Data supplied
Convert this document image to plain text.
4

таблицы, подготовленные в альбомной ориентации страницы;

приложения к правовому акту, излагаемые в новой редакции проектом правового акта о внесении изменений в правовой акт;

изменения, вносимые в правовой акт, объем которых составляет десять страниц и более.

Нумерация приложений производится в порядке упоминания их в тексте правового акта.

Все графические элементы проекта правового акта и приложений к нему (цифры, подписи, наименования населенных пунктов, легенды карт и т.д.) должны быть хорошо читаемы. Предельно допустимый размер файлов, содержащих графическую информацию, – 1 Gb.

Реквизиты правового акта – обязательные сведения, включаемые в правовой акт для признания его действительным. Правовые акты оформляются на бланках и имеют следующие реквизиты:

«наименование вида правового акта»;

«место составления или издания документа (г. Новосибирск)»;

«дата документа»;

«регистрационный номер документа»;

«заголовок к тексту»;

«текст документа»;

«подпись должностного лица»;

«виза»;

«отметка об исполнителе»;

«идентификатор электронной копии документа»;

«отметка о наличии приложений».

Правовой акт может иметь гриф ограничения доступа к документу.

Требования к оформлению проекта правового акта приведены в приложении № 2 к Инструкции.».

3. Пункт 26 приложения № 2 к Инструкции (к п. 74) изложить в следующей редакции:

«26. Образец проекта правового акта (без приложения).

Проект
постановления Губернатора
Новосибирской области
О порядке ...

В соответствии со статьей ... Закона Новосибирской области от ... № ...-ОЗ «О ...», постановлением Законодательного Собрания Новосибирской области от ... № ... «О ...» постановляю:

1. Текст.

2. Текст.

Short exercise
Find each line holding the word "проекта" and copy it.

Result of the exercise
Все графические элементы проекта правового акта и приложений к нему (цифры, подписи, наименования населенных пунктов, легенды карт и т.д.) должны быть хорошо читаемы. Предельно допустимый размер файлов, содержащих графическую информацию, – 1 Gb.
Требования к оформлению проекта правового акта приведены в приложении № 2 к Инструкции.».
«26. Образец проекта правового акта (без приложения).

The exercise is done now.